**TASK TO COMPLETE:** Gather up every line that includes the string "name".

**SOURCE RECORDS:**
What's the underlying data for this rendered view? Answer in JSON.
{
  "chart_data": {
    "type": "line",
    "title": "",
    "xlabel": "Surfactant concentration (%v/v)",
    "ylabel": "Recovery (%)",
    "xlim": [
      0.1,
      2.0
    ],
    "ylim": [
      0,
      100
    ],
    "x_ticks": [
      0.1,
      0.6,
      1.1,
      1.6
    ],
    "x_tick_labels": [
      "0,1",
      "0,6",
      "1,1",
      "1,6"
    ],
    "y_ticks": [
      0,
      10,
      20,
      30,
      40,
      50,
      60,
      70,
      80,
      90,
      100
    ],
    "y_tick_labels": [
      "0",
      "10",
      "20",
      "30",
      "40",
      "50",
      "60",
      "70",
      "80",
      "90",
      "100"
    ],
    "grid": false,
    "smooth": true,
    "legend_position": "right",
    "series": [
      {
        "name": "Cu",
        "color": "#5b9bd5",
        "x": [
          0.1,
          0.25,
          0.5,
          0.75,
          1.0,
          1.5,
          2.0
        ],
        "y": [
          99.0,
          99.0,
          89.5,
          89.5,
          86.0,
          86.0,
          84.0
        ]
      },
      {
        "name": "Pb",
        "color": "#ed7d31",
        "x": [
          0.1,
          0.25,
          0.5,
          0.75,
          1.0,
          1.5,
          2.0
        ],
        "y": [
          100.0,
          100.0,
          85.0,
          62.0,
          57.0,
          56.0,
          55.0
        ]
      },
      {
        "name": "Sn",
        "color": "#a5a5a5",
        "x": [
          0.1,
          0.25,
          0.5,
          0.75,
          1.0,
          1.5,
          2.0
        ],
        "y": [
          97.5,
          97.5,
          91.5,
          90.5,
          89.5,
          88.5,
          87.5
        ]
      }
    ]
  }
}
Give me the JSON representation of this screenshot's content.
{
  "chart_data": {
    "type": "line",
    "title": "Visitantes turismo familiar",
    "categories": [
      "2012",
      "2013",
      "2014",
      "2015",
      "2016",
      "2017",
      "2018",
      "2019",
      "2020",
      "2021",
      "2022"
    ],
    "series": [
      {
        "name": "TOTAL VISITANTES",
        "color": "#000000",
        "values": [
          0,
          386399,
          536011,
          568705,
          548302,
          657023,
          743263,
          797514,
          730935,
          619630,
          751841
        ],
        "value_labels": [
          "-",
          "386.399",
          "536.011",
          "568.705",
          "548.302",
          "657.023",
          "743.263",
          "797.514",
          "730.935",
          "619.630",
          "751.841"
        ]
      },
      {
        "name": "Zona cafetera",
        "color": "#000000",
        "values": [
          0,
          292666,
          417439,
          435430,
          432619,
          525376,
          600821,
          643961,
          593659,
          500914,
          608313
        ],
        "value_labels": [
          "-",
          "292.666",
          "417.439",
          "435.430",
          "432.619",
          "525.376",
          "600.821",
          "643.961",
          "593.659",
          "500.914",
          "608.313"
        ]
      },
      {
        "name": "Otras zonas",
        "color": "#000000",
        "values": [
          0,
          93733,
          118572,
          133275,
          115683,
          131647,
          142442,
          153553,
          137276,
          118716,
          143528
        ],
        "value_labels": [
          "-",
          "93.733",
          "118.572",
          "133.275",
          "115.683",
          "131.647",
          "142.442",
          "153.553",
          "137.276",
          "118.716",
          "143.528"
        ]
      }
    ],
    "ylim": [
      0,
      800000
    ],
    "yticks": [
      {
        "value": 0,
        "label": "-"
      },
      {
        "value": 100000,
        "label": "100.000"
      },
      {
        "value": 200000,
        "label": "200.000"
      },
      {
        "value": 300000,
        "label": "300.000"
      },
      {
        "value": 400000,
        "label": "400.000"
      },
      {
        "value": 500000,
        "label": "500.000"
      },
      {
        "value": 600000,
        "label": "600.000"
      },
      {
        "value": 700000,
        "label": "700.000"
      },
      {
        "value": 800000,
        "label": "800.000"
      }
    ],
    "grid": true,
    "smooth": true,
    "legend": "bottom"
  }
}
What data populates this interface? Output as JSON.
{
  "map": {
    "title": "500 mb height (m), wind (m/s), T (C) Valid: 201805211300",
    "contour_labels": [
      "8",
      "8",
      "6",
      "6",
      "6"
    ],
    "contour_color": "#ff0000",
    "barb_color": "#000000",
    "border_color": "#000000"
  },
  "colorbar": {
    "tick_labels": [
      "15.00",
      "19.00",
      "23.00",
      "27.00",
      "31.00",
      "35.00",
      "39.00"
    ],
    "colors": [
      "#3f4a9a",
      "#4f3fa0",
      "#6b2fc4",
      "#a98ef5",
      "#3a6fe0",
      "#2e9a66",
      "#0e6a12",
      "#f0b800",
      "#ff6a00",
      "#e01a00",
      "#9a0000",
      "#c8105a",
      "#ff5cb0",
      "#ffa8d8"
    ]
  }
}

**EXPECTED OUTPUT:**
        "name": "Cu",
        "name": "Pb",
        "name": "Sn",
        "name": "TOTAL VISITANTES",
        "name": "Zona cafetera",
        "name": "Otras zonas",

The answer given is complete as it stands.